* Required task A: In the excerpt on New York GBL §§ 349 and 350, turn the paragraph beginning "A plaintiff is entitled to relief" into a shorter list that keeps its main facts.
* Required task B: Carry the excerpt on New York GBL §§ 349 and 350 forward from its last sentence.

* Selected excerpt:
────

The "court must accept as true all of the allegations contained in a complaint," but the court need not accept a plaintiff's "legal conclusions." Id. Where the factual allegations, even accepted as true, do not plausibly suggest unlawful conduct, the plaintiff's complaint must be dismissed. Id. at 679-80.

II. New York GBL §§ 349 and 350

A plaintiff is entitled to relief for a violation of GBL § 349, which prohibits deceptive business practices, if: (1) the act, practice, or advertisement was consumer-oriented; (2) the act, practice or advertisement was misleading in a material respect, and (3) the plaintiff was thereby injured. Stutman v. Chem. Bank, 95 N.Y.2d 24, 29 (2000). Similarly, to establish a claim under GBL § 350, which prohibits false advertising, "a plaintiff must demonstrate that the advertisement (1) had an impact on consumers at large, (2) was deceptive or misleading in a material way, and (3) resulted in injury." Horowitz v. Stryker Corp., 613 F. Supp. 2d 271, 287 (E.D.N.Y. 2009) (quoting Andre Strishak & Assocs., P.C. v. Hewlett Packard Co., 752 N.Y.S.2d 400, 403 (2d Dep't 2002)) (alteration omitted).

"The standard for whether an act or practice is misleading is an objective one, requiring a showing that a reasonable consumer would have been misled by the defendant's conduct." Ackerman v. Coca-Cola Co., No. 09-cv-0395, 2010 WL 2925955, at *22 (E.D.N.Y. July 21, 2010); see Goldemberg v. Johnson & Johnson Consumer Companies, Inc., 8 F. Supp. 3d 467, 478 (S.D.N.Y. 2014) ("The New York Court of Appeals has established an objective standard for determining whether acts or practices are materially deceptive or misleading to 'a reasonable consumer acting reasonably under the circumstances.'") (quoting Oswego Laborers' Local 214 Pension Fund v. Marine Midland Bank, N.A., 85 N.Y.2d 20, 26 (1995)).

Moreover, "[c]laims under GBL §§ 349 and 350 are not subject to the pleading-with-particularity requirements of [Federal Rule of Civil Procedure] 9(b)." Ackerman, 2010 WL 2925955, at *22.

Discussion

Plaintiff alleges that Defendant violated GBL §§ 349 and 350 by misleading consumers into believing that the Kit Kat White contains white chocolate, and thus consumers purchased it at a premium. Defendant argues that Plaintiff's New York GBL claims should be dismissed because Plaintiff (1) failed to adequately plead that Defendant's actions were objectively materially misleading, (2) failed to adequately plead causation, and (3) for purposes of GBL § 350, failed to adequately plead that she relied on the statements that she challenges. Because the court dismisses this case for lack of subject matter jurisdiction, it need not address the merits of Defendant's arguments. Nonetheless, for purposes of determining whether Plaintiff should be granted leave to amend her complaint, the court will briefly address whether she can plausibly allege that Defendant engaged in materially misleading practices or advertising.

────

* Data block:
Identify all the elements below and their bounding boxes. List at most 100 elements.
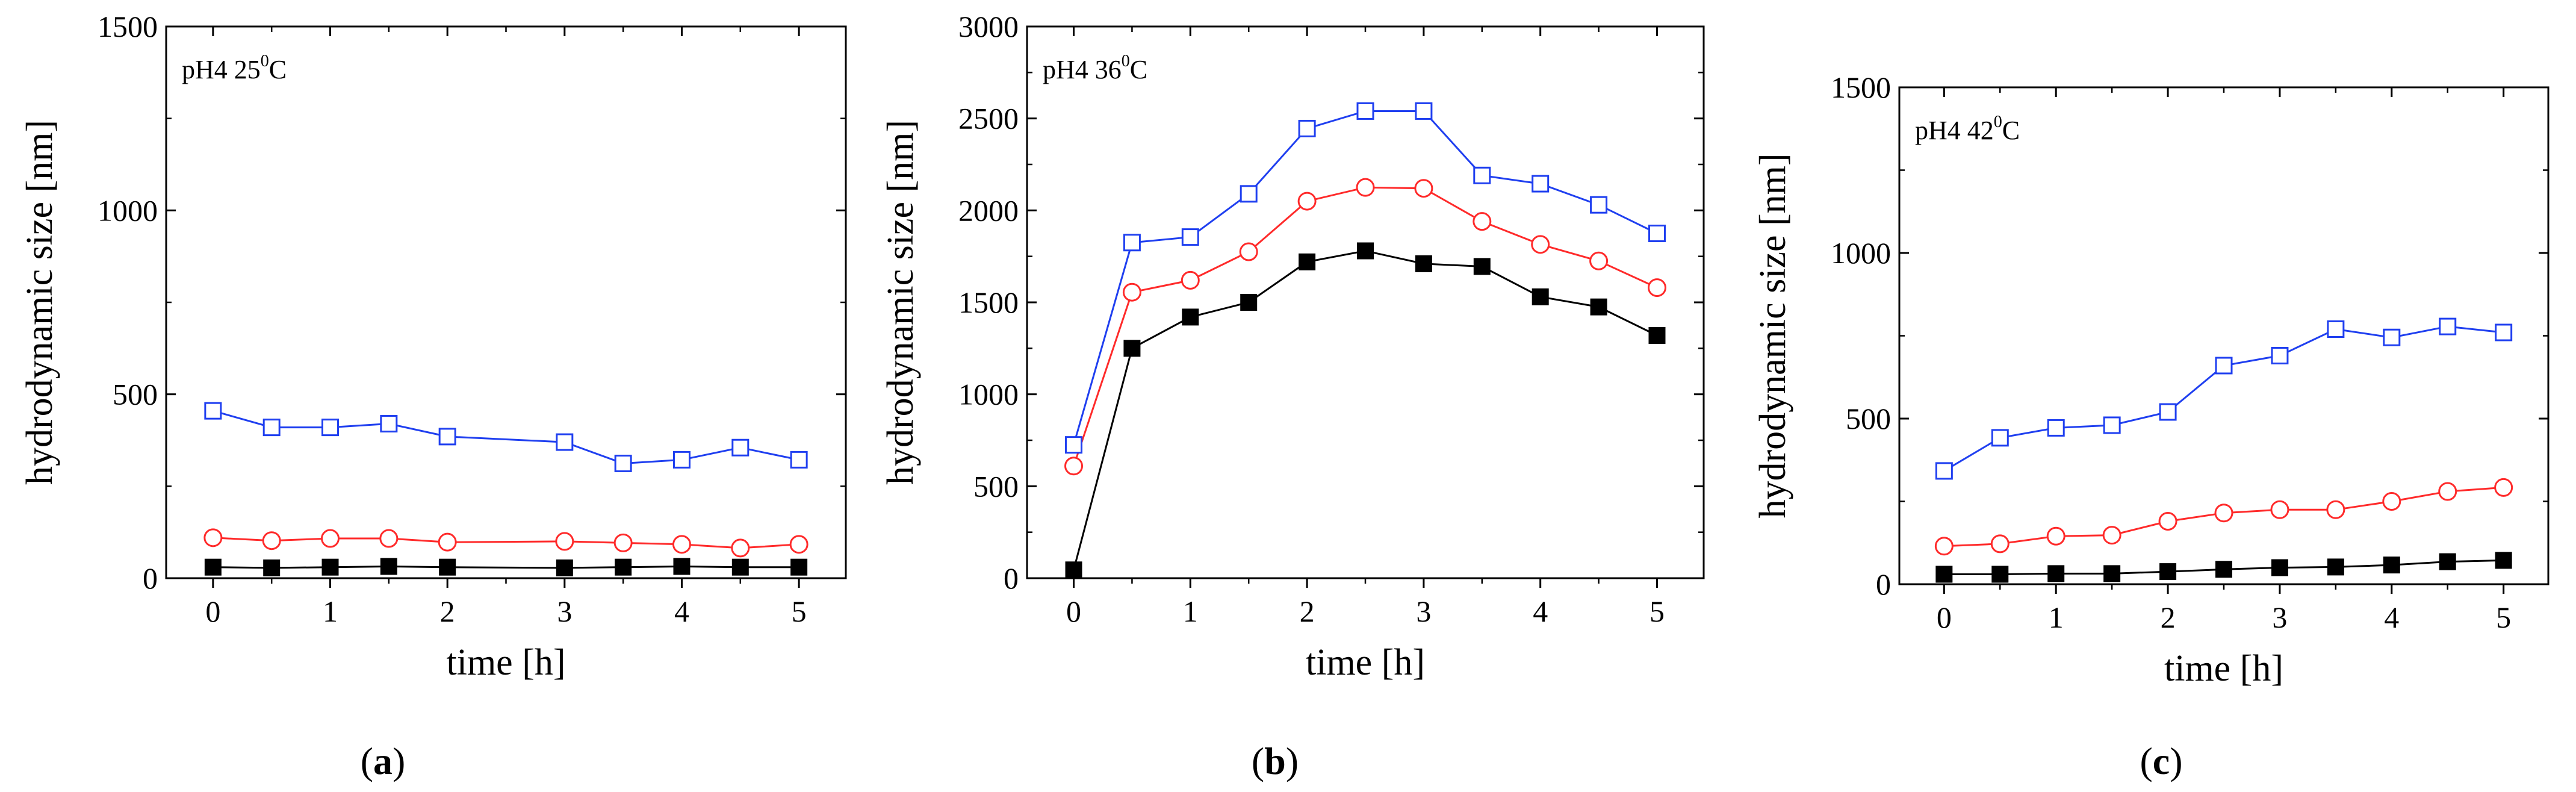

────

* Exercise result A:
- **GBL § 349** prohibits deceptive business practices. A plaintiff is entitled to relief if:
  1. the act, practice, or advertisement was consumer-oriented;
  2. it was misleading in a material respect; and
  3. the plaintiff was injured as a result (Stutman v. Chem. Bank, 2000).
- **GBL § 350** prohibits false advertising. A plaintiff must show that the advertisement:
  1. had an impact on consumers at large;
  2. was deceptive or misleading in a material way; and
  3. resulted in injury (Horowitz v. Stryker Corp., 2009).

* Exercise result B:
I. Subject Matter Jurisdiction

The only claims remaining in this case are the claims under the New York GBL. At the conference during which Plaintiff agreed to dismiss her other claims and the other plaintiffs, the court raised the issue of its subject matter jurisdiction over the remaining state law claims, and expected that the "parties [would] address th[e] matter in their briefing." (ECF Minute Entry and Dkt. Order Nov. 13, 2019.) The parties, however, did not address subject matter jurisdiction in their briefing. Defendant, in a footnote, "reserve[d] the right to raise such a defense in the future should the facts indicate it is appropriate." (Mem. at 5 n.1.) "Although the parties did not brief the issue . . ., the [c]ourt may examine subject matter jurisdiction, sua sponte, at any stage of the proceeding." F.D.I.C. v. Four Star Holding Co., 178 F.3d 97, 100 n.2 (2d Cir. 1999); see Oscar Gruss & Son, Inc. v. Hollander, 337 F.3d 186, 193 (2d Cir. 2003) ("Failure of subject matter jurisdiction, of course, is not waivable and may be raised at any time by a party or by the court sua sponte.").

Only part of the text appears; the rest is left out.